YOUR TASKS:
1. Rewrite the paragraph of the linear assembly thread that begins "the .sa function consume" as a single shorter sentence that keeps its main facts.
2. From the linear assembly thread, write out the passage that begins at the words "Could you please" and stops after "is still obvious.".

— Start of EXTRACT TO READ —

This thread has been locked.

If you have a related question, please click the "Ask a related question" button in the top right corner. The newly created question will be automatically linked to this question.

linear assembly optimization problem on ccs v5

when i  reuse c64x platform linear assembly (.sa files) on c66x platform,

the .sa function consume much more cycles on c66x platform(ccs v5) than on c64x (ccs v3.3). (18000cycles on ccs v5 , 2000 cycles on ccs v3)

Then i compare the .asm files generated from the same .sa file , and find out the optimization pipeline of ccs v3.3 is much better than the ccs v5.

compiler version:  7.3.0(ccs v5),  6.1.11(ccs v3). 

ps: on my ccs v5 project optmilization level o3 is already applied

i'm ancious about this problem, can anyone give me advice abt this issue?

Thanks!

  • How is the performance 7.3.0 when you compile that file for C64x?

    Could you please post the software pipelining information comment block from the output assembly file for each version?

  • Now i know the linear assembly low efficiency on c6670 is caused by a wrong setting in "basci options", where i filled 0  in "optimize for code " option while --O3 is seleted.

    After i leave "optimize for code "  its default option(null), the efficiency is improved a lot.

    However, when i compare the efficiency of c66 to c64 of the same .sa file, the difference is still obvious.

    i will give out a simple source code example below.

— End of EXTRACT TO READ —
— Start of SOURCE EXCERPT —

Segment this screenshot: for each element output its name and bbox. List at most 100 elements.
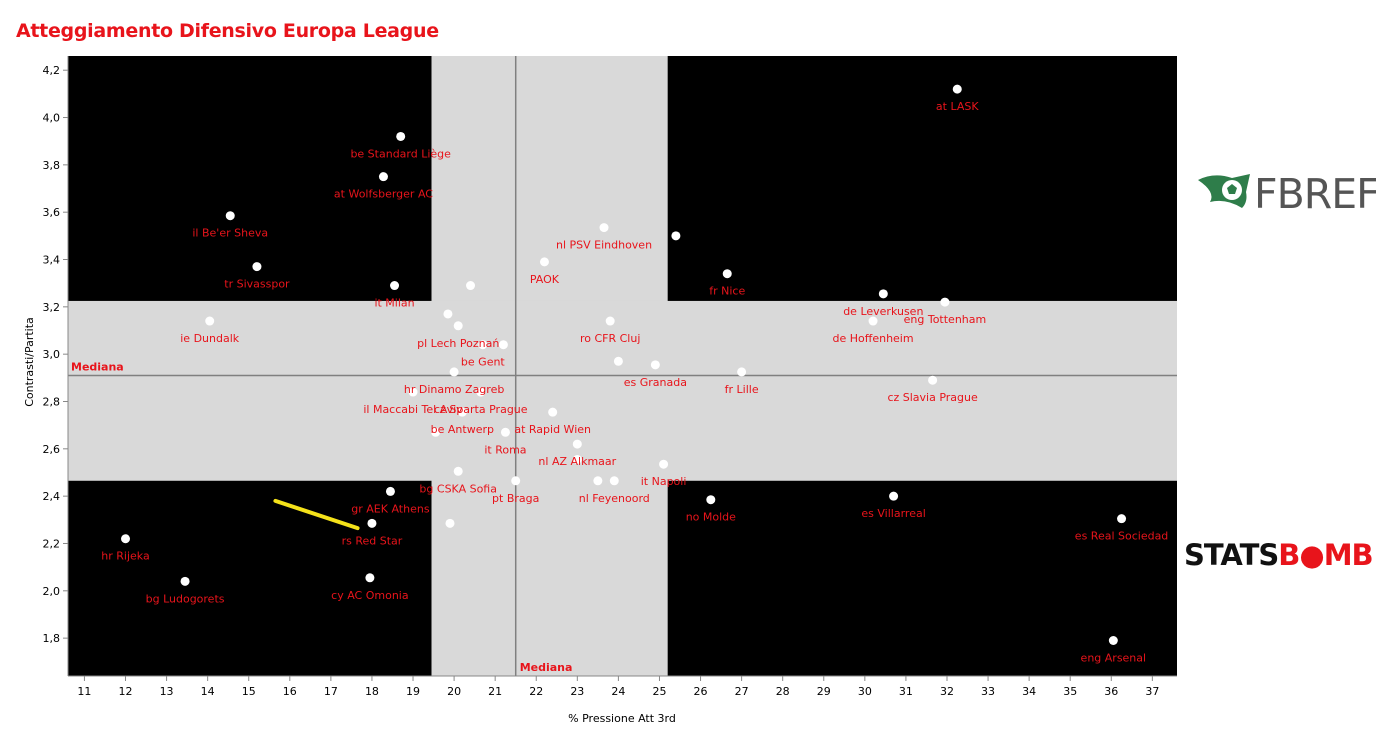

— End of SOURCE EXCERPT —

ANSWERS TO THE EXERCISES:
1. The .sa function takes far more cycles on the c66x platform with ccs v5 (18000) than on c64x with ccs v3.3 (2000).

2.
Could you please post the software pipelining information comment block from the output assembly file for each version?

  • Now i know the linear assembly low efficiency on c6670 is caused by a wrong setting in "basci options", where i filled 0  in "optimize for code " option while --O3 is seleted.

    After i leave "optimize for code "  its default option(null), the efficiency is improved a lot.

    However, when i compare the efficiency of c66 to c64 of the same .sa file, the difference is still obvious.